**SHORT PROBLEM**
Of all the lines in the material, how many include the word "title"? Reply with the number alone.

- - - - - - -

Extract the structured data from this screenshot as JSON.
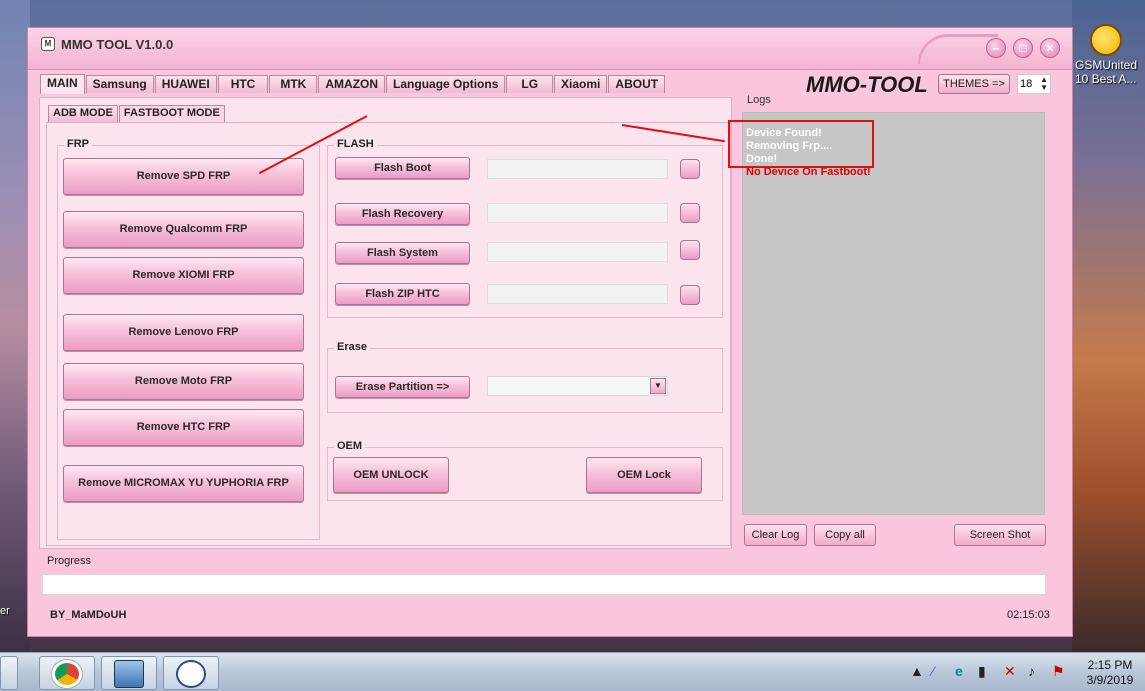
{
  "desktop": {
    "right_icon_label": "GSMUnited 10 Best A...",
    "left_label": "er"
  },
  "window": {
    "title": "MMO TOOL V1.0.0",
    "icon_text": "M",
    "buttons": {
      "minimize": "–",
      "maximize": "□",
      "close": "×"
    }
  },
  "tabs": [
    "MAIN",
    "Samsung",
    "HUAWEI",
    "HTC",
    "MTK",
    "AMAZON",
    "Language Options",
    "LG",
    "Xiaomi",
    "ABOUT"
  ],
  "brand": "MMO-TOOL",
  "themes": {
    "button": "THEMES =>",
    "value": "18"
  },
  "subtabs": [
    "ADB MODE",
    "FASTBOOT MODE"
  ],
  "frp": {
    "title": "FRP",
    "buttons": [
      "Remove SPD FRP",
      "Remove Qualcomm FRP",
      "Remove XIOMI FRP",
      "Remove Lenovo FRP",
      "Remove Moto FRP",
      "Remove HTC FRP",
      "Remove MICROMAX YU YUPHORIA FRP"
    ]
  },
  "flash": {
    "title": "FLASH",
    "buttons": [
      "Flash Boot",
      "Flash Recovery",
      "Flash System",
      "Flash ZIP HTC"
    ]
  },
  "erase": {
    "title": "Erase",
    "button": "Erase Partition =>",
    "selected": ""
  },
  "oem": {
    "title": "OEM",
    "unlock": "OEM UNLOCK",
    "lock": "OEM Lock"
  },
  "logs": {
    "label": "Logs",
    "lines": [
      {
        "text": "Device Found!",
        "color": "#ffffff"
      },
      {
        "text": "Removing Frp....",
        "color": "#ffffff"
      },
      {
        "text": "Done!",
        "color": "#ffffff"
      },
      {
        "text": "No Device On Fastboot!",
        "color": "#e00000"
      }
    ],
    "buttons": {
      "clear": "Clear Log",
      "copy": "Copy all",
      "screenshot": "Screen Shot"
    }
  },
  "progress": {
    "label": "Progress",
    "value": 0
  },
  "footer": {
    "author": "BY_MaMDoUH",
    "time": "02:15:03"
  },
  "taskbar": {
    "clock_time": "2:15 PM",
    "clock_date": "3/9/2019",
    "apps": [
      "chrome-icon",
      "network-computer-icon",
      "mmo-tool-icon"
    ]
  }
}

- - - - - - -

**WRITTEN SOLUTION**
5